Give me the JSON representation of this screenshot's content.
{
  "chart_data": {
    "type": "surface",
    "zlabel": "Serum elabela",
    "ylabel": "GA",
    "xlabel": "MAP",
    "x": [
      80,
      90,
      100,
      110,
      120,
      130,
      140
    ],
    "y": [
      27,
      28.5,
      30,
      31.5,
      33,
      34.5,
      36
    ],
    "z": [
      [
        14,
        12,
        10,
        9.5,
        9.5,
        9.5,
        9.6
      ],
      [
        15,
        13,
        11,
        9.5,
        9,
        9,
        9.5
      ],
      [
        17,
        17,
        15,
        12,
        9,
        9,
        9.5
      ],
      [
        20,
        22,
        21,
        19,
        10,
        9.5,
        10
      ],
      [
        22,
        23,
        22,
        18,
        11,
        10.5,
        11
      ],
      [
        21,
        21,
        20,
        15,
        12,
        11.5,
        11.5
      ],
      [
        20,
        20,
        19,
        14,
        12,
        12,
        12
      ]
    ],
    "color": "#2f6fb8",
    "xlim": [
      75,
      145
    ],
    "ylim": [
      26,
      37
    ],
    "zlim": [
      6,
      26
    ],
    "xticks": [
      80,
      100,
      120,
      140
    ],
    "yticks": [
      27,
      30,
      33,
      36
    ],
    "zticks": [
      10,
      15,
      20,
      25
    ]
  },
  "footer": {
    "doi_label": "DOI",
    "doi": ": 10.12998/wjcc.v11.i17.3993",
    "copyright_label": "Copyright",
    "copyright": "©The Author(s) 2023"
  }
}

++++++++++

Work to be completed -
Reproduce every record, matching each line exactly.

Exercise output -
Give me the JSON representation of this screenshot's content.
{
  "chart_data": {
    "type": "surface",
    "zlabel": "Serum elabela",
    "ylabel": "GA",
    "xlabel": "MAP",
    "x": [
      80,
      90,
      100,
      110,
      120,
      130,
      140
    ],
    "y": [
      27,
      28.5,
      30,
      31.5,
      33,
      34.5,
      36
    ],
    "z": [
      [
        14,
        12,
        10,
        9.5,
        9.5,
        9.5,
        9.6
      ],
      [
        15,
        13,
        11,
        9.5,
        9,
        9,
        9.5
      ],
      [
        17,
        17,
        15,
        12,
        9,
        9,
        9.5
      ],
      [
        20,
        22,
        21,
        19,
        10,
        9.5,
        10
      ],
      [
        22,
        23,
        22,
        18,
        11,
        10.5,
        11
      ],
      [
        21,
        21,
        20,
        15,
        12,
        11.5,
        11.5
      ],
      [
        20,
        20,
        19,
        14,
        12,
        12,
        12
      ]
    ],
    "color": "#2f6fb8",
    "xlim": [
      75,
      145
    ],
    "ylim": [
      26,
      37
    ],
    "zlim": [
      6,
      26
    ],
    "xticks": [
      80,
      100,
      120,
      140
    ],
    "yticks": [
      27,
      30,
      33,
      36
    ],
    "zticks": [
      10,
      15,
      20,
      25
    ]
  },
  "footer": {
    "doi_label": "DOI",
    "doi": ": 10.12998/wjcc.v11.i17.3993",
    "copyright_label": "Copyright",
    "copyright": "©The Author(s) 2023"
  }
}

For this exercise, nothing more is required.